Entries supplied:

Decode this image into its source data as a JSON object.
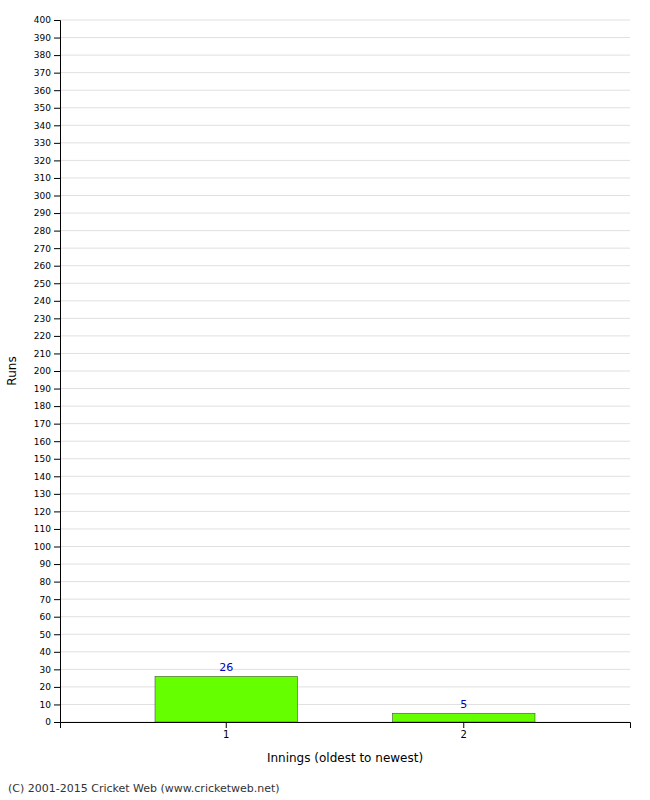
{
  "chart_data": {
    "type": "bar",
    "categories": [
      "1",
      "2"
    ],
    "values": [
      26,
      5
    ],
    "color": "#66ff00",
    "xlabel": "Innings (oldest to newest)",
    "ylabel": "Runs",
    "ylim": [
      0,
      400
    ],
    "yticks": [
      0,
      10,
      20,
      30,
      40,
      50,
      60,
      70,
      80,
      90,
      100,
      110,
      120,
      130,
      140,
      150,
      160,
      170,
      180,
      190,
      200,
      210,
      220,
      230,
      240,
      250,
      260,
      270,
      280,
      290,
      300,
      310,
      320,
      330,
      340,
      350,
      360,
      370,
      380,
      390,
      400
    ],
    "grid": true,
    "data_labels": true,
    "annotations": [
      "(C) 2001-2015 Cricket Web (www.cricketweb.net)"
    ]
  }
}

Exercise aim: Retype each entry precisely. Skip images entirely.

Reply:
Decode this image into its source data as a JSON object.
{
  "chart_data": {
    "type": "bar",
    "categories": [
      "1",
      "2"
    ],
    "values": [
      26,
      5
    ],
    "color": "#66ff00",
    "xlabel": "Innings (oldest to newest)",
    "ylabel": "Runs",
    "ylim": [
      0,
      400
    ],
    "yticks": [
      0,
      10,
      20,
      30,
      40,
      50,
      60,
      70,
      80,
      90,
      100,
      110,
      120,
      130,
      140,
      150,
      160,
      170,
      180,
      190,
      200,
      210,
      220,
      230,
      240,
      250,
      260,
      270,
      280,
      290,
      300,
      310,
      320,
      330,
      340,
      350,
      360,
      370,
      380,
      390,
      400
    ],
    "grid": true,
    "data_labels": true,
    "annotations": [
      "(C) 2001-2015 Cricket Web (www.cricketweb.net)"
    ]
  }
}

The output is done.